__WHAT IS BEING ASKED__
Can all of these lines be returned exactly?

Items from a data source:

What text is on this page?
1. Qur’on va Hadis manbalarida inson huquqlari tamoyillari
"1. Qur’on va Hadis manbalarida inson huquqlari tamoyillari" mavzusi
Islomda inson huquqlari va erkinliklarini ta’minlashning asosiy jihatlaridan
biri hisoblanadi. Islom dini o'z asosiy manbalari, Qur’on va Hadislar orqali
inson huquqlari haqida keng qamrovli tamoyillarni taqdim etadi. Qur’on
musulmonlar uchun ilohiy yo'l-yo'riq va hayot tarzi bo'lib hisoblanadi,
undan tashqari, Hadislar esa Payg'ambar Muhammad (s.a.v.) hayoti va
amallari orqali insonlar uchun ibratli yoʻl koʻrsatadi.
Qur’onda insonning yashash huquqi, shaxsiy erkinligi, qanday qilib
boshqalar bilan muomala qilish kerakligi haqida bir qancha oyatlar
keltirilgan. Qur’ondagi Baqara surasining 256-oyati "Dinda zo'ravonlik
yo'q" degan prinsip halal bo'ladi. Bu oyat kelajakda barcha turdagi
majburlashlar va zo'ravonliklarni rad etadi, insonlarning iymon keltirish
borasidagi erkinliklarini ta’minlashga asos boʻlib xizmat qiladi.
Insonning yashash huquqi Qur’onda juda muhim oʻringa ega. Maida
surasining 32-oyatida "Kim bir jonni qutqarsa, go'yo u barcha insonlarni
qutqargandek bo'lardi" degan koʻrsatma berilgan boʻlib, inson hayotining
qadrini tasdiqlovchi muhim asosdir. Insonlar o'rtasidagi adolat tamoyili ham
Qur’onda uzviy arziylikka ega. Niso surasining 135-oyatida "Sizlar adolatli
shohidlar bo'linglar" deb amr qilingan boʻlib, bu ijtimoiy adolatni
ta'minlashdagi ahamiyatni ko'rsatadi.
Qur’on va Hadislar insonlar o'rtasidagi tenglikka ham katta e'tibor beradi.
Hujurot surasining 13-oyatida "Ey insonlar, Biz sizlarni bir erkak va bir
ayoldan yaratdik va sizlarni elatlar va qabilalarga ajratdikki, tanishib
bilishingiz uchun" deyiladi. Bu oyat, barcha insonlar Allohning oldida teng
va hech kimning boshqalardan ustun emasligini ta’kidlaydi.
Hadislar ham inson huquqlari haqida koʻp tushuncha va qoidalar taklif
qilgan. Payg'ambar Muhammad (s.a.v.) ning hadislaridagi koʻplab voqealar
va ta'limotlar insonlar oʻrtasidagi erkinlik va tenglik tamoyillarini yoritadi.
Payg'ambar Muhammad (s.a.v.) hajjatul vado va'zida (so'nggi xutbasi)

__FINISHED EXERCISE__
What text is on this page?
1. Qur’on va Hadis manbalarida inson huquqlari tamoyillari
"1. Qur’on va Hadis manbalarida inson huquqlari tamoyillari" mavzusi
Islomda inson huquqlari va erkinliklarini ta’minlashning asosiy jihatlaridan
biri hisoblanadi. Islom dini o'z asosiy manbalari, Qur’on va Hadislar orqali
inson huquqlari haqida keng qamrovli tamoyillarni taqdim etadi. Qur’on
musulmonlar uchun ilohiy yo'l-yo'riq va hayot tarzi bo'lib hisoblanadi,
undan tashqari, Hadislar esa Payg'ambar Muhammad (s.a.v.) hayoti va
amallari orqali insonlar uchun ibratli yoʻl koʻrsatadi.
Qur’onda insonning yashash huquqi, shaxsiy erkinligi, qanday qilib
boshqalar bilan muomala qilish kerakligi haqida bir qancha oyatlar
keltirilgan. Qur’ondagi Baqara surasining 256-oyati "Dinda zo'ravonlik
yo'q" degan prinsip halal bo'ladi. Bu oyat kelajakda barcha turdagi
majburlashlar va zo'ravonliklarni rad etadi, insonlarning iymon keltirish
borasidagi erkinliklarini ta’minlashga asos boʻlib xizmat qiladi.
Insonning yashash huquqi Qur’onda juda muhim oʻringa ega. Maida
surasining 32-oyatida "Kim bir jonni qutqarsa, go'yo u barcha insonlarni
qutqargandek bo'lardi" degan koʻrsatma berilgan boʻlib, inson hayotining
qadrini tasdiqlovchi muhim asosdir. Insonlar o'rtasidagi adolat tamoyili ham
Qur’onda uzviy arziylikka ega. Niso surasining 135-oyatida "Sizlar adolatli
shohidlar bo'linglar" deb amr qilingan boʻlib, bu ijtimoiy adolatni
ta'minlashdagi ahamiyatni ko'rsatadi.
Qur’on va Hadislar insonlar o'rtasidagi tenglikka ham katta e'tibor beradi.
Hujurot surasining 13-oyatida "Ey insonlar, Biz sizlarni bir erkak va bir
ayoldan yaratdik va sizlarni elatlar va qabilalarga ajratdikki, tanishib
bilishingiz uchun" deyiladi. Bu oyat, barcha insonlar Allohning oldida teng
va hech kimning boshqalardan ustun emasligini ta’kidlaydi.
Hadislar ham inson huquqlari haqida koʻp tushuncha va qoidalar taklif
qilgan. Payg'ambar Muhammad (s.a.v.) ning hadislaridagi koʻplab voqealar
va ta'limotlar insonlar oʻrtasidagi erkinlik va tenglik tamoyillarini yoritadi.
Payg'ambar Muhammad (s.a.v.) hajjatul vado va'zida (so'nggi xutbasi)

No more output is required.